[Stored data]
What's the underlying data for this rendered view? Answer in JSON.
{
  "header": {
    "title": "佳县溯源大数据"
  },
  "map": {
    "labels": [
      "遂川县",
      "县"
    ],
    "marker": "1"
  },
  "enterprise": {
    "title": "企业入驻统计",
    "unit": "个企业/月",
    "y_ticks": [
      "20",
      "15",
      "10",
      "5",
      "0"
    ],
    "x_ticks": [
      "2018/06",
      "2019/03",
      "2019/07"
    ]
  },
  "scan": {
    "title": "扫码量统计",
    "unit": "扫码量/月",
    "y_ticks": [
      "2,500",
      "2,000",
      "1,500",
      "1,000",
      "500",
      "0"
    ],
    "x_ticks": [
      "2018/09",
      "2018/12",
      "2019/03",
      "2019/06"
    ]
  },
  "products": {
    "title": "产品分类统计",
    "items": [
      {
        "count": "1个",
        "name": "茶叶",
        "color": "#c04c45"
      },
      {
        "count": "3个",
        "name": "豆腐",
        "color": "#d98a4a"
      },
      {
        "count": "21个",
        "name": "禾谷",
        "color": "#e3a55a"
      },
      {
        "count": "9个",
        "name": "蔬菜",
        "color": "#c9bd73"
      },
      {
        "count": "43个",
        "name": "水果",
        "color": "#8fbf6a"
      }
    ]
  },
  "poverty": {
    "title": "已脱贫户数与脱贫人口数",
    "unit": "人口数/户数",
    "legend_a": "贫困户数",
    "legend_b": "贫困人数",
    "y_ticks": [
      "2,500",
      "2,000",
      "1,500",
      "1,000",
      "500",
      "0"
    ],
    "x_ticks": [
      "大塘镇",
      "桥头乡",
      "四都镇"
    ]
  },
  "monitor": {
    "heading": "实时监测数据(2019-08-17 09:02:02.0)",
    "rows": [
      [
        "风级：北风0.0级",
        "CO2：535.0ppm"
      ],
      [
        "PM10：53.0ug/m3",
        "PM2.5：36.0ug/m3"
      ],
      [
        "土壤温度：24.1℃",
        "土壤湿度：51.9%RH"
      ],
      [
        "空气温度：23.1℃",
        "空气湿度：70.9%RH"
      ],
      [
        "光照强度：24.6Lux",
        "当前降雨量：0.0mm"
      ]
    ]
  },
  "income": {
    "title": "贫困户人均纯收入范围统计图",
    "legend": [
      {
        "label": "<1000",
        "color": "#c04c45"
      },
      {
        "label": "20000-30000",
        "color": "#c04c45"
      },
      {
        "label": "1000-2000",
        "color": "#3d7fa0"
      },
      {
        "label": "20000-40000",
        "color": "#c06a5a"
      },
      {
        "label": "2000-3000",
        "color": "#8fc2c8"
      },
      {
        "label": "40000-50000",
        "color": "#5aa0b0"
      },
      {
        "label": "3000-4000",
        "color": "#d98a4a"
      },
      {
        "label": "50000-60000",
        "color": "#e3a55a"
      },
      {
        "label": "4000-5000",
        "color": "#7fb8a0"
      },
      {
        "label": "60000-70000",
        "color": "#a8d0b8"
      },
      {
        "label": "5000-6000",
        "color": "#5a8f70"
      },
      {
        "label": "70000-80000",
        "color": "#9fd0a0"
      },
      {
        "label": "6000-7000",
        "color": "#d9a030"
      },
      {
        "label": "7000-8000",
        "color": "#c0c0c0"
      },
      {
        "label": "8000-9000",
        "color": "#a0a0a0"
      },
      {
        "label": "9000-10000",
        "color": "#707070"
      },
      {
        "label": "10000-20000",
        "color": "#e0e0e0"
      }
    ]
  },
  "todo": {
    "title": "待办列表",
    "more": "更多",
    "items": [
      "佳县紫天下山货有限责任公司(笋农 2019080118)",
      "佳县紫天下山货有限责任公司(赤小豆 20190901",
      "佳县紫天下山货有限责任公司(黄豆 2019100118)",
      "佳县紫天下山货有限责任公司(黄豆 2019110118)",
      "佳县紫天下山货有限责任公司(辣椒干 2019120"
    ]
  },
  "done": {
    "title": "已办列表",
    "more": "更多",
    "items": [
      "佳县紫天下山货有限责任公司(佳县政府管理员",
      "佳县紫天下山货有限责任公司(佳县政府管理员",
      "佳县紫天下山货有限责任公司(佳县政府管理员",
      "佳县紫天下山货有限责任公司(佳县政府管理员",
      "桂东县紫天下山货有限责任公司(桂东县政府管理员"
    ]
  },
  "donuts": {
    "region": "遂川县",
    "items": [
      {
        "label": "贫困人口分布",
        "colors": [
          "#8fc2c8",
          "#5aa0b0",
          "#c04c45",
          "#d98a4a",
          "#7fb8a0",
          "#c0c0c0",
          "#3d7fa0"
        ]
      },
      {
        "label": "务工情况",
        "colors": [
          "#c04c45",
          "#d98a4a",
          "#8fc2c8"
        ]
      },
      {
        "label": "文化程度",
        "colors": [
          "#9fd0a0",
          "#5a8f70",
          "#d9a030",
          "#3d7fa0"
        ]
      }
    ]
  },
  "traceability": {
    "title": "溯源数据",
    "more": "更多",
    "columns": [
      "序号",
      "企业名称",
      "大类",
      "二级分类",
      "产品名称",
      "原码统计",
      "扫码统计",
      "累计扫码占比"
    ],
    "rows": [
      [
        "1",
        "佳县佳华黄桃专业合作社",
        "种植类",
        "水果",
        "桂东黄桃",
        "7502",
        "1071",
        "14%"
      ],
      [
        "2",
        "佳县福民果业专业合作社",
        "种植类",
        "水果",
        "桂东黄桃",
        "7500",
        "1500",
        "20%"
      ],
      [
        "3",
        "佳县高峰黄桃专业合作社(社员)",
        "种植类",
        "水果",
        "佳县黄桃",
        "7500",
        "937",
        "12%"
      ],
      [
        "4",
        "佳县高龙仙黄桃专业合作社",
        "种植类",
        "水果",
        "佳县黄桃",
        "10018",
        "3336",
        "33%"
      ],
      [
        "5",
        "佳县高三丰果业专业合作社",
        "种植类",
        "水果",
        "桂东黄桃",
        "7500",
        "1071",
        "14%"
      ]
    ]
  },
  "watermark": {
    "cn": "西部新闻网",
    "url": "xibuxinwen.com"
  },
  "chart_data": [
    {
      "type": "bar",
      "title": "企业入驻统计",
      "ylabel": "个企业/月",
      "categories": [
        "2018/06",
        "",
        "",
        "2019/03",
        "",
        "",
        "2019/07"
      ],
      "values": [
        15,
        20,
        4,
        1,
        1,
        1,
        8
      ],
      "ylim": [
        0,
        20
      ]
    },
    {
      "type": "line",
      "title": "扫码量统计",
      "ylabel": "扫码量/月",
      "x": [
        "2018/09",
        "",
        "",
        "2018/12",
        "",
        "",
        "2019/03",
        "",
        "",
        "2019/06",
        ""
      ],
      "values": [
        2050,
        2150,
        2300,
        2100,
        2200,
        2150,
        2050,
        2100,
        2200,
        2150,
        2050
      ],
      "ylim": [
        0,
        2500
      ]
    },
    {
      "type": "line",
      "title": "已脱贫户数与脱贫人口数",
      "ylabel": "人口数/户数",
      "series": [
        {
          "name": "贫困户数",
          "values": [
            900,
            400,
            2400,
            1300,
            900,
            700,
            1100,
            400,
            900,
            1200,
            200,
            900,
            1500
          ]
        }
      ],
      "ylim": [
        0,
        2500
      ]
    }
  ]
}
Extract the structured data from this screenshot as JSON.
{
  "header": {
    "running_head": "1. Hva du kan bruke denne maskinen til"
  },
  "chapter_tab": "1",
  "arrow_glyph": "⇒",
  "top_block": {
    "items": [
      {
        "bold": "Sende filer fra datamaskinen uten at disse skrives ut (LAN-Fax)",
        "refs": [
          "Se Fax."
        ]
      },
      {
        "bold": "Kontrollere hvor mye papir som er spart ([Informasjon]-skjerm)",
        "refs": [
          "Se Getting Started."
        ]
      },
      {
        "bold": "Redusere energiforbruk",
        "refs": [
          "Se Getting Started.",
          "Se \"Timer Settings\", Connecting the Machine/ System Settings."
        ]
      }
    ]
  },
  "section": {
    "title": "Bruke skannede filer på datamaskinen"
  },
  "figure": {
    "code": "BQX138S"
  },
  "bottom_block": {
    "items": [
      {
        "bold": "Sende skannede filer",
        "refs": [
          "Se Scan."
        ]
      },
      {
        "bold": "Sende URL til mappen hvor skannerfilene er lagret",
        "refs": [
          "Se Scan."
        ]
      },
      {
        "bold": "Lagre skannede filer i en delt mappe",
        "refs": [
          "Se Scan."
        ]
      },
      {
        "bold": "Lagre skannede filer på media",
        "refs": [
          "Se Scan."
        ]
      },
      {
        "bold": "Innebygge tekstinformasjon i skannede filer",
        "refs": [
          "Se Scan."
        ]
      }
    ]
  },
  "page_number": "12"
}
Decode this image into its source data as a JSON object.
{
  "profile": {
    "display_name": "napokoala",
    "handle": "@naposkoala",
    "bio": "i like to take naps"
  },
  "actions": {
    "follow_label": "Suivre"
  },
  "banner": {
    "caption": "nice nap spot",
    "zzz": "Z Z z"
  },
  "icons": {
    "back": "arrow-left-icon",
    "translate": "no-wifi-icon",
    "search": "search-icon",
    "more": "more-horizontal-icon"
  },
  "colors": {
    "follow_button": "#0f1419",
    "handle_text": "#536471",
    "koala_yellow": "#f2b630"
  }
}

▸ DO THIS
Check every line of the data, and copy the ones that contain "Sende".

▸ THE REPLY
        "bold": "Sende filer fra datamaskinen uten at disse skrives ut (LAN-Fax)",
        "bold": "Sende skannede filer",
        "bold": "Sende URL til mappen hvor skannerfilene er lagret",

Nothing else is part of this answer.